* [THE EXERCISE]: Please list every kind of bird named in the Barn Owl passage below.

THE OWL, BIRD OF NIGHT


"Granny"—a portrait of a half-grown Barn Owl

THERE is not a tumble-down barn in the country that does not shelter good material for a naturalist's note-book. Take it all in all the old shacks are the most productive. If there is a hole and a snug corner some wren or bluebird has likely climbed in and built a home. If it be near town some English sparrow has perhaps been living there all winter, and, at the first sign of spring, has begun carrying in grass and sticks. Or, if the barn is very shaky and leaky, it may make a home for an owl.

The Barn Owl (Strix pratincola) is not hard to please when he needs a nesting place. He takes the steeple of a church, an old hollow sycamore along the creek, or a cave in the mountains. I know of one pair that has lived for years in the tower of a court-house. The town clock just below the nest must have been a nuisance at first during the day-sleep, but it was likely taken as something that could not be helped, as we take the clang and rumble of the street-cars under our windows at night.

Years ago our nearest neighbor got a pair of pigeons, sawed two holes up in the corner of his barn and nailed up a soap box for them. The pigeons disappeared one day and the next spring a pair of barn owls moved in. That was seven or eight years ago, but the old dusty box in the gable is still rented to the same pair. I have no doubt they will stay as long as the barn lasts.

Our neighbor says his barn is worn out, and resembles Mr. Burroughs' apple tree, which was not much good for apples but always bore a good crop of birds. The owl home is a valuable asset of the barn. The owner knows something of owls as well as of fruit trees; no other barn about the neighborhood shelters such a valuable family of birds, and he guards them as closely as he guards his cherries. The nest has never been robbed, and when we spoke of photographing his owls he looked doubtful until we promised him the birds should not be harmed.

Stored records
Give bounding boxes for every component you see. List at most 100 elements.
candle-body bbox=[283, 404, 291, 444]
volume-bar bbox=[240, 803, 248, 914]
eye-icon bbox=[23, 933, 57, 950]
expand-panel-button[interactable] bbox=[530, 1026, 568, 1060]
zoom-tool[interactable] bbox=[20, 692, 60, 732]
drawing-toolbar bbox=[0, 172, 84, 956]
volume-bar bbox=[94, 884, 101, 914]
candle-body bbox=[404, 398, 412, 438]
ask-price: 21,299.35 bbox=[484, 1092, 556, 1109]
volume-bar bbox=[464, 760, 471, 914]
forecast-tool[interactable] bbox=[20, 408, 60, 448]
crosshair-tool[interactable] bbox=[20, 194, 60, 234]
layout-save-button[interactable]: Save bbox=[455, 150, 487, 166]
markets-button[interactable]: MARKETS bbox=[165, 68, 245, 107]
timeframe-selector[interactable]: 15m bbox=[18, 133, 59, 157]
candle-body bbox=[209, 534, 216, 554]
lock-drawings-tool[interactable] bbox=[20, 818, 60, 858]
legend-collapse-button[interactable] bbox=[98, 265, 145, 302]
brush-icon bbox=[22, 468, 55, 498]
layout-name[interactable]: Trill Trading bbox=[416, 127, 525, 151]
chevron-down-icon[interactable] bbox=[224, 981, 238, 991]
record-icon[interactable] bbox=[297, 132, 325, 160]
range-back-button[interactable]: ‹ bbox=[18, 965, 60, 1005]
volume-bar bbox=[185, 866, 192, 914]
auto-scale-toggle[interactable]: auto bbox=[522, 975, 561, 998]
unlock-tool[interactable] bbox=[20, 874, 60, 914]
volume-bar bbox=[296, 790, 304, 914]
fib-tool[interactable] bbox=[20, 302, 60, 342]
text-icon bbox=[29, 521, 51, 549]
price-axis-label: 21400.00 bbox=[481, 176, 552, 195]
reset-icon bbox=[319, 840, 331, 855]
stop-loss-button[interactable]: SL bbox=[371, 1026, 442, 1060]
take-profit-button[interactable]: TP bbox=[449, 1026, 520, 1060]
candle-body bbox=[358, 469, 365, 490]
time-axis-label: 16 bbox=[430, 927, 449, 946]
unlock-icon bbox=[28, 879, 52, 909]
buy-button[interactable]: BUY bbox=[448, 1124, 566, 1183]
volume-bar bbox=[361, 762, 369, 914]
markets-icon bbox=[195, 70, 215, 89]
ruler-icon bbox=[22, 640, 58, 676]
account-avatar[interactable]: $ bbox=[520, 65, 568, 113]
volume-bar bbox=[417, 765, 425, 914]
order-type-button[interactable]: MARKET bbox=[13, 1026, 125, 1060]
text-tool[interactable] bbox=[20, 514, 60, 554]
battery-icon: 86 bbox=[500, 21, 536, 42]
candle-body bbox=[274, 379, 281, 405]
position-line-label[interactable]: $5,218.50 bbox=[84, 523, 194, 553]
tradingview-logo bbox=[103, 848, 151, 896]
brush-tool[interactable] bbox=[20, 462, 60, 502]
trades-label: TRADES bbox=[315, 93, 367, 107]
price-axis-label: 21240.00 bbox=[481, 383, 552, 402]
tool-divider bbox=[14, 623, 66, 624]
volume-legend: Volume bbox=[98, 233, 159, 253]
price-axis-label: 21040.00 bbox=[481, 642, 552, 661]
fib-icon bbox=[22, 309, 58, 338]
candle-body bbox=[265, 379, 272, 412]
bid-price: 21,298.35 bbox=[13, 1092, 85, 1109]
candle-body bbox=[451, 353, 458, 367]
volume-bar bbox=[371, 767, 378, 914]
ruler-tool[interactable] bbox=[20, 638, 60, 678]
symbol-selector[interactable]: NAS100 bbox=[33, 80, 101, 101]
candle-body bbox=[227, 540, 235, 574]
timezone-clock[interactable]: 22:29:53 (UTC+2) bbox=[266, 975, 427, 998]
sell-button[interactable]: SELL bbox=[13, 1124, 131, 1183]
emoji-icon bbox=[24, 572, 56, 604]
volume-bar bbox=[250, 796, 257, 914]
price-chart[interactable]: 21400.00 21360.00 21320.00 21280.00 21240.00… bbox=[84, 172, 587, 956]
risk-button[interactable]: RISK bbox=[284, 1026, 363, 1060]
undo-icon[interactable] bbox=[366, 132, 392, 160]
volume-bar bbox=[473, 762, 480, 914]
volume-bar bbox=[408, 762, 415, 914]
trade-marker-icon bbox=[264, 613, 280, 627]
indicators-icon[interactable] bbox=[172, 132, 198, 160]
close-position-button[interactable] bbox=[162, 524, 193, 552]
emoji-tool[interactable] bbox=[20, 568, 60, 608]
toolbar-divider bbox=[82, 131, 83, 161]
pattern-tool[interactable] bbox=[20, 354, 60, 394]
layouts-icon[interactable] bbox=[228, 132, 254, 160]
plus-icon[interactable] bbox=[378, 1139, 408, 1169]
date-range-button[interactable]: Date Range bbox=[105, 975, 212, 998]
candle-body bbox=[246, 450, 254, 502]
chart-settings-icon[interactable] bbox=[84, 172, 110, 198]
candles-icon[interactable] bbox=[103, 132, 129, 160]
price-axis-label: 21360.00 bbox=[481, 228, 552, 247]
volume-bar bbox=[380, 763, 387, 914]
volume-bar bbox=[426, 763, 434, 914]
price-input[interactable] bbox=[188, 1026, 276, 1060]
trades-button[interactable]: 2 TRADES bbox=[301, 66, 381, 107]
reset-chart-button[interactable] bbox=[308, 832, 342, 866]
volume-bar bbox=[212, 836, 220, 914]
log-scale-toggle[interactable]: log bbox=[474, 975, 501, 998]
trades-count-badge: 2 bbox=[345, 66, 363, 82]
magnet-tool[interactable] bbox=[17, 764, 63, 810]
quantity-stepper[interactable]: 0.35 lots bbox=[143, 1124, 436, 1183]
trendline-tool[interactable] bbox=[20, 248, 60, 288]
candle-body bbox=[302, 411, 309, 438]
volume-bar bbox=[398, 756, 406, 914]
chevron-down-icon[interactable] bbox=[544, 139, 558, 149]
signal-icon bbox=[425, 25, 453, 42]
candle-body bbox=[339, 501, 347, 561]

* [WRITTEN REPLY]: Wren, bluebird, English sparrow, Barn Owl, pigeon